Record excerpts:
----
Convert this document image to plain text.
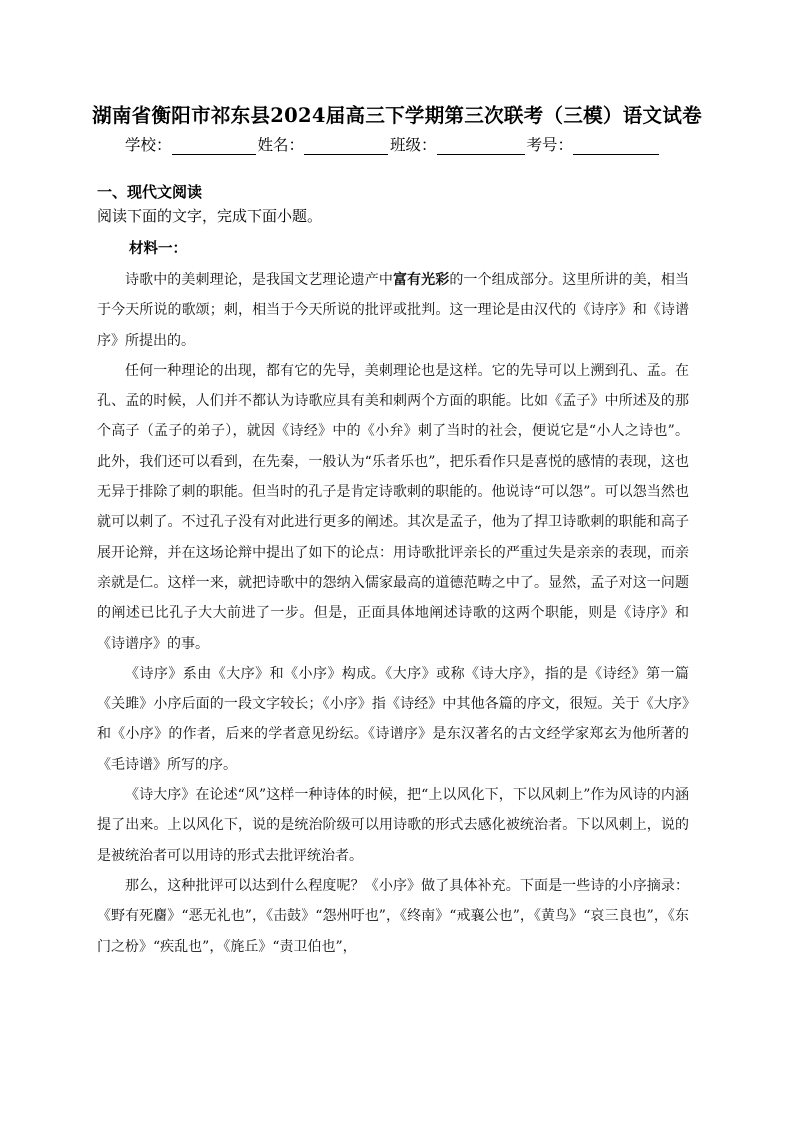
湖南省衡阳市祁东县2024届高三下学期第三次联考（三模）语文试卷
学校：	姓名：	班级：	考号：
一、现代文阅读
阅读下面的文字，完成下面小题。
材料一：

诗歌中的美刺理论，是我国文艺理论遗产中富有光彩的一个组成部分。这里所讲的美，相当于今天所说的歌颂；刺，相当于今天所说的批评或批判。这一理论是由汉代的《诗序》和《诗谱序》所提出的。

任何一种理论的出现，都有它的先导，美刺理论也是这样。它的先导可以上溯到孔、孟。在孔、孟的时候，人们并不都认为诗歌应具有美和刺两个方面的职能。比如《孟子》中所述及的那个高子（孟子的弟子），就因《诗经》中的《小弁》刺了当时的社会，便说它是“小人之诗也”。此外，我们还可以看到，在先秦，一般认为“乐者乐也”，把乐看作只是喜悦的感情的表现，这也无异于排除了刺的职能。但当时的孔子是肯定诗歌刺的职能的。他说诗“可以怨”。可以怨当然也就可以刺了。不过孔子没有对此进行更多的阐述。其次是孟子，他为了捍卫诗歌刺的职能和高子展开论辩，并在这场论辩中提出了如下的论点：用诗歌批评亲长的严重过失是亲亲的表现，而亲亲就是仁。这样一来，就把诗歌中的怨纳入儒家最高的道德范畴之中了。显然，孟子对这一问题的阐述已比孔子大大前进了一步。但是，正面具体地阐述诗歌的这两个职能，则是《诗序》和《诗谱序》的事。

《诗序》系由《大序》和《小序》构成。《大序》或称《诗大序》，指的是《诗经》第一篇《关雎》小序后面的一段文字较长；《小序》指《诗经》中其他各篇的序文，很短。关于《大序》和《小序》的作者，后来的学者意见纷纭。《诗谱序》是东汉著名的古文经学家郑玄为他所著的《毛诗谱》所写的序。

《诗大序》在论述“风”这样一种诗体的时候，把“上以风化下，下以风刺上”作为风诗的内涵提了出来。上以风化下，说的是统治阶级可以用诗歌的形式去感化被统治者。下以风刺上，说的是被统治者可以用诗的形式去批评统治者。

那么，这种批评可以达到什么程度呢？《小序》做了具体补充。下面是一些诗的小序摘录：《野有死麕》“恶无礼也”，《击鼓》“怨州吁也”，《终南》“戒襄公也”，《黄鸟》“哀三良也”，《东门之枌》“疾乱也”，《旄丘》“责卫伯也”，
----
What to do:
Repeat the records above verbatim, with no pictures in the result.

Answer to this problem:
Convert this document image to plain text.
湖南省衡阳市祁东县2024届高三下学期第三次联考（三模）语文试卷
学校：	姓名：	班级：	考号：
一、现代文阅读
阅读下面的文字，完成下面小题。
材料一：

诗歌中的美刺理论，是我国文艺理论遗产中富有光彩的一个组成部分。这里所讲的美，相当于今天所说的歌颂；刺，相当于今天所说的批评或批判。这一理论是由汉代的《诗序》和《诗谱序》所提出的。

任何一种理论的出现，都有它的先导，美刺理论也是这样。它的先导可以上溯到孔、孟。在孔、孟的时候，人们并不都认为诗歌应具有美和刺两个方面的职能。比如《孟子》中所述及的那个高子（孟子的弟子），就因《诗经》中的《小弁》刺了当时的社会，便说它是“小人之诗也”。此外，我们还可以看到，在先秦，一般认为“乐者乐也”，把乐看作只是喜悦的感情的表现，这也无异于排除了刺的职能。但当时的孔子是肯定诗歌刺的职能的。他说诗“可以怨”。可以怨当然也就可以刺了。不过孔子没有对此进行更多的阐述。其次是孟子，他为了捍卫诗歌刺的职能和高子展开论辩，并在这场论辩中提出了如下的论点：用诗歌批评亲长的严重过失是亲亲的表现，而亲亲就是仁。这样一来，就把诗歌中的怨纳入儒家最高的道德范畴之中了。显然，孟子对这一问题的阐述已比孔子大大前进了一步。但是，正面具体地阐述诗歌的这两个职能，则是《诗序》和《诗谱序》的事。

《诗序》系由《大序》和《小序》构成。《大序》或称《诗大序》，指的是《诗经》第一篇《关雎》小序后面的一段文字较长；《小序》指《诗经》中其他各篇的序文，很短。关于《大序》和《小序》的作者，后来的学者意见纷纭。《诗谱序》是东汉著名的古文经学家郑玄为他所著的《毛诗谱》所写的序。

《诗大序》在论述“风”这样一种诗体的时候，把“上以风化下，下以风刺上”作为风诗的内涵提了出来。上以风化下，说的是统治阶级可以用诗歌的形式去感化被统治者。下以风刺上，说的是被统治者可以用诗的形式去批评统治者。

那么，这种批评可以达到什么程度呢？《小序》做了具体补充。下面是一些诗的小序摘录：《野有死麕》“恶无礼也”，《击鼓》“怨州吁也”，《终南》“戒襄公也”，《黄鸟》“哀三良也”，《东门之枌》“疾乱也”，《旄丘》“责卫伯也”，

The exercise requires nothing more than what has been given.